Directions for this task: What follows is a set of entries. Repeat them exactly, but not their pictures.

******************************

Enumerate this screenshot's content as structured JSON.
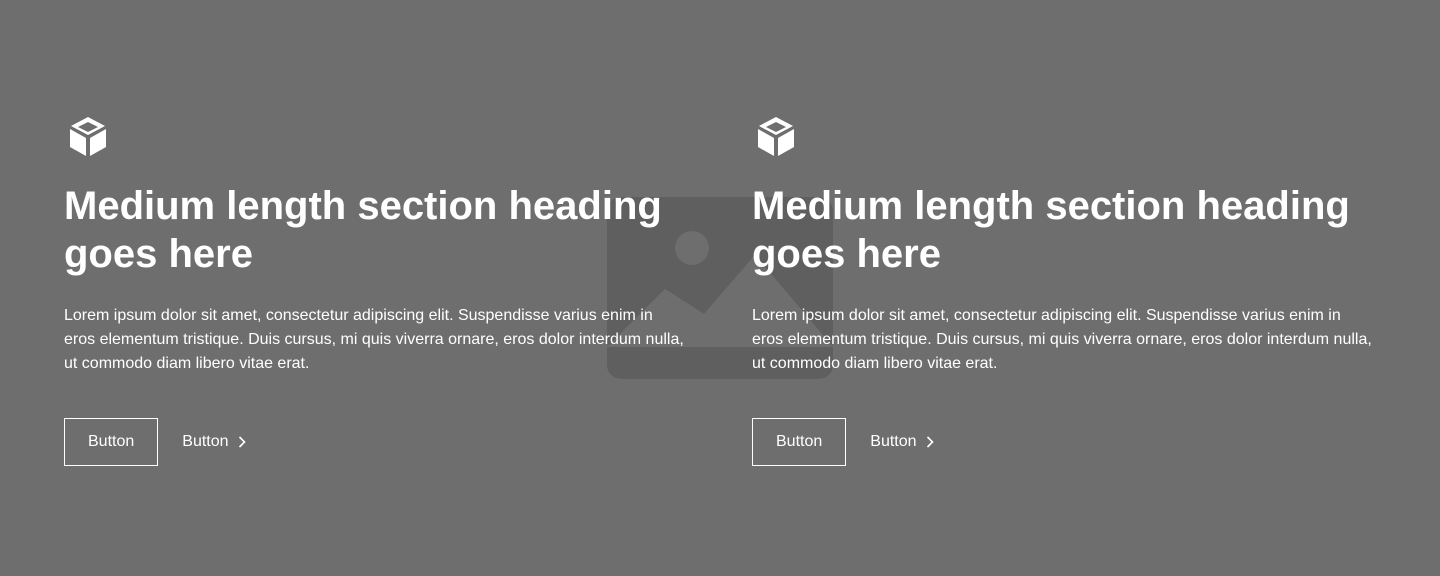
{
  "colors": {
    "background": "#6e6e6e",
    "text": "#ffffff",
    "placeholder": "#5f5f5f"
  },
  "background_image": {
    "icon": "image-placeholder-icon"
  },
  "columns": [
    {
      "icon": "cube-icon",
      "heading": "Medium length section heading goes here",
      "body": "Lorem ipsum dolor sit amet, consectetur adipiscing elit. Suspendisse varius enim in eros elementum tristique. Duis cursus, mi quis viverra ornare, eros dolor interdum nulla, ut commodo diam libero vitae erat.",
      "primary_button": "Button",
      "secondary_button": "Button",
      "secondary_icon": "chevron-right-icon"
    },
    {
      "icon": "cube-icon",
      "heading": "Medium length section heading goes here",
      "body": "Lorem ipsum dolor sit amet, consectetur adipiscing elit. Suspendisse varius enim in eros elementum tristique. Duis cursus, mi quis viverra ornare, eros dolor interdum nulla, ut commodo diam libero vitae erat.",
      "primary_button": "Button",
      "secondary_button": "Button",
      "secondary_icon": "chevron-right-icon"
    }
  ]
}
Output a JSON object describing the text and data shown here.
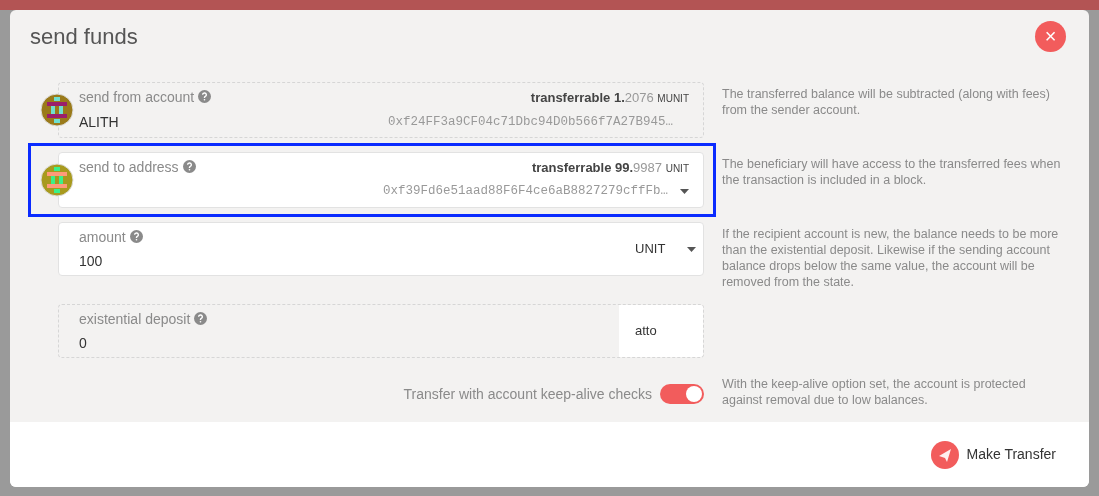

******************************

Solution for this problem:
Enumerate this screenshot's content as structured JSON.
{
  "colors": {
    "background": "#6e6e6e",
    "text": "#ffffff",
    "placeholder": "#5f5f5f"
  },
  "background_image": {
    "icon": "image-placeholder-icon"
  },
  "columns": [
    {
      "icon": "cube-icon",
      "heading": "Medium length section heading goes here",
      "body": "Lorem ipsum dolor sit amet, consectetur adipiscing elit. Suspendisse varius enim in eros elementum tristique. Duis cursus, mi quis viverra ornare, eros dolor interdum nulla, ut commodo diam libero vitae erat.",
      "primary_button": "Button",
      "secondary_button": "Button",
      "secondary_icon": "chevron-right-icon"
    },
    {
      "icon": "cube-icon",
      "heading": "Medium length section heading goes here",
      "body": "Lorem ipsum dolor sit amet, consectetur adipiscing elit. Suspendisse varius enim in eros elementum tristique. Duis cursus, mi quis viverra ornare, eros dolor interdum nulla, ut commodo diam libero vitae erat.",
      "primary_button": "Button",
      "secondary_button": "Button",
      "secondary_icon": "chevron-right-icon"
    }
  ]
}
Output a JSON object describing the text and data shown here.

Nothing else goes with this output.